TEXTO SELECCIONADO
......
La justicia no lo condenó. Ni una vez. Pero le cayó la peor sentencia: la de la sociedad instantánea en la que vivimos. La del rumor que es noticia sin comprobar. Nos definió muy bien la poeta Clara Janés, a la edad de la sabiduría, 81 años: «Todo va tan rápido que lo que ayer eran respuestas, hoy son preguntas». Nos creemos las mentiras de las pantallas. No husmeamos los hechos. Así Woody Allen es hoy un apestado. Él, que a muchos nos marcaba el calendario. El otoño llegaba con su nueva película anual. Esa música entrañable con esas antiguas letras de crédito. Hoy no tiene crédito. Ahora no marca el calendario. Como mucho aspira a realizar un filme más, dice. «Haré una película más y me retiraré a escribir novelas». Ojalá, por lo menos eso. Metadona de Woody. Cuando lo sabe todo, a sus 86 años, a punto de cumplir, los 87, nos quieren dejar sin su cine, sin él. Lo jubilan sin piedad. Menos mal que, después de su contundente autobiografía, A propósito de nada, Alianza Editorial se atreve a publicar su libro de relatos Gravedad cero.
......
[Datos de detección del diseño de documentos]

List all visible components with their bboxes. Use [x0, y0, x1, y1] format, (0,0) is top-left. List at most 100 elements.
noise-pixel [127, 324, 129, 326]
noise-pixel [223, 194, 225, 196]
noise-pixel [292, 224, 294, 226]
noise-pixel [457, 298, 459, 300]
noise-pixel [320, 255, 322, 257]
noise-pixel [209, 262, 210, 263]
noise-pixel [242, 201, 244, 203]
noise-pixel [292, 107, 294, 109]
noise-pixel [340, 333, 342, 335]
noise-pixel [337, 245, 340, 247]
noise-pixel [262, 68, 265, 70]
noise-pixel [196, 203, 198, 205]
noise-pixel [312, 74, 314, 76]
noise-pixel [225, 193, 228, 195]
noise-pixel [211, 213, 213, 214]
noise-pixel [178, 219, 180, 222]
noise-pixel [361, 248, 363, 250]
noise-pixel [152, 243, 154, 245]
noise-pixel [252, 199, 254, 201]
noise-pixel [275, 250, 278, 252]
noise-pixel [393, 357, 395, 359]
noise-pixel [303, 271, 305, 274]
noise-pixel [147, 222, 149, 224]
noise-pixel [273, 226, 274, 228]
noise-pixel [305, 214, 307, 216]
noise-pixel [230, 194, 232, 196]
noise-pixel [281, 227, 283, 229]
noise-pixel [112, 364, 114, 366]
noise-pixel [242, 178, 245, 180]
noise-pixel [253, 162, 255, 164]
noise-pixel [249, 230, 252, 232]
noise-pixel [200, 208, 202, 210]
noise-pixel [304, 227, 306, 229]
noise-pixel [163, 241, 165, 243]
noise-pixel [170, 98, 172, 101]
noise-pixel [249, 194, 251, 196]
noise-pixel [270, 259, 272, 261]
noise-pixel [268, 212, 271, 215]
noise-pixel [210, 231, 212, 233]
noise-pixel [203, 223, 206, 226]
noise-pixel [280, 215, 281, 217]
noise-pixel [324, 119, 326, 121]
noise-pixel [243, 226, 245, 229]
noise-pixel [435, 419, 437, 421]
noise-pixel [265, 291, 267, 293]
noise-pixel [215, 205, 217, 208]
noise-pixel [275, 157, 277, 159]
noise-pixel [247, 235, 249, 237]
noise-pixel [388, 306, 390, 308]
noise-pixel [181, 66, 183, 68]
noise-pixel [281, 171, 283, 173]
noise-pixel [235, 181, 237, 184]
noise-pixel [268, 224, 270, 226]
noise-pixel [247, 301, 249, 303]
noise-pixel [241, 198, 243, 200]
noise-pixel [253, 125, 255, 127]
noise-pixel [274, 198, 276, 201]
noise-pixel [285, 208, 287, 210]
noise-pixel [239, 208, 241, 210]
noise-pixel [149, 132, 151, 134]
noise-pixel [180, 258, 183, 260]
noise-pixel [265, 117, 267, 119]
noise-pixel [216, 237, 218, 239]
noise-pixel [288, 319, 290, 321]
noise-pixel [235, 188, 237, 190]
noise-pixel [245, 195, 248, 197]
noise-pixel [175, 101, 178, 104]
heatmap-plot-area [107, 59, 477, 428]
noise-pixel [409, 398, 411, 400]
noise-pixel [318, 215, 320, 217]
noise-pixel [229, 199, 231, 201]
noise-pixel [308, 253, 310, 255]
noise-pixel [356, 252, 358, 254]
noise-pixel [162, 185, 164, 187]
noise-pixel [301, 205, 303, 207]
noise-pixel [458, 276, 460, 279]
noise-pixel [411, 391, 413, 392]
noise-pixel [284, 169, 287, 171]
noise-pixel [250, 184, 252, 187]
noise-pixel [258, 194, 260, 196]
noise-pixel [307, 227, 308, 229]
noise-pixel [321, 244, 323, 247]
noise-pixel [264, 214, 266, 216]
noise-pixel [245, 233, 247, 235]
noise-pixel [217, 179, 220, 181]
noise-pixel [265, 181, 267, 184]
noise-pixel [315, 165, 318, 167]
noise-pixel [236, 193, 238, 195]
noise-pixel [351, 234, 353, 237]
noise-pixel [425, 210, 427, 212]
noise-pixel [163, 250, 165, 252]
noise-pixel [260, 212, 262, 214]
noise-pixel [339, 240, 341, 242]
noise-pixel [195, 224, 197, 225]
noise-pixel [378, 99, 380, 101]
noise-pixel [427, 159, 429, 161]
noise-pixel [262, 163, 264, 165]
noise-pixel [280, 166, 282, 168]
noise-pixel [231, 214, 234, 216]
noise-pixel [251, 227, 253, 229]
......
ENUNCIADO
Transcribe completo y sin cambios el texto sobre Woody Allen.

ESPACIO DE RESPUESTA
La justicia no lo condenó. Ni una vez. Pero le cayó la peor sentencia: la de la sociedad instantánea en la que vivimos. La del rumor que es noticia sin comprobar. Nos definió muy bien la poeta Clara Janés, a la edad de la sabiduría, 81 años: «Todo va tan rápido que lo que ayer eran respuestas, hoy son preguntas». Nos creemos las mentiras de las pantallas. No husmeamos los hechos. Así Woody Allen es hoy un apestado. Él, que a muchos nos marcaba el calendario. El otoño llegaba con su nueva película anual. Esa música entrañable con esas antiguas letras de crédito. Hoy no tiene crédito. Ahora no marca el calendario. Como mucho aspira a realizar un filme más, dice. «Haré una película más y me retiraré a escribir novelas». Ojalá, por lo menos eso. Metadona de Woody. Cuando lo sabe todo, a sus 86 años, a punto de cumplir, los 87, nos quieren dejar sin su cine, sin él. Lo jubilan sin piedad. Menos mal que, después de su contundente autobiografía, A propósito de nada, Alianza Editorial se atreve a publicar su libro de relatos Gravedad cero.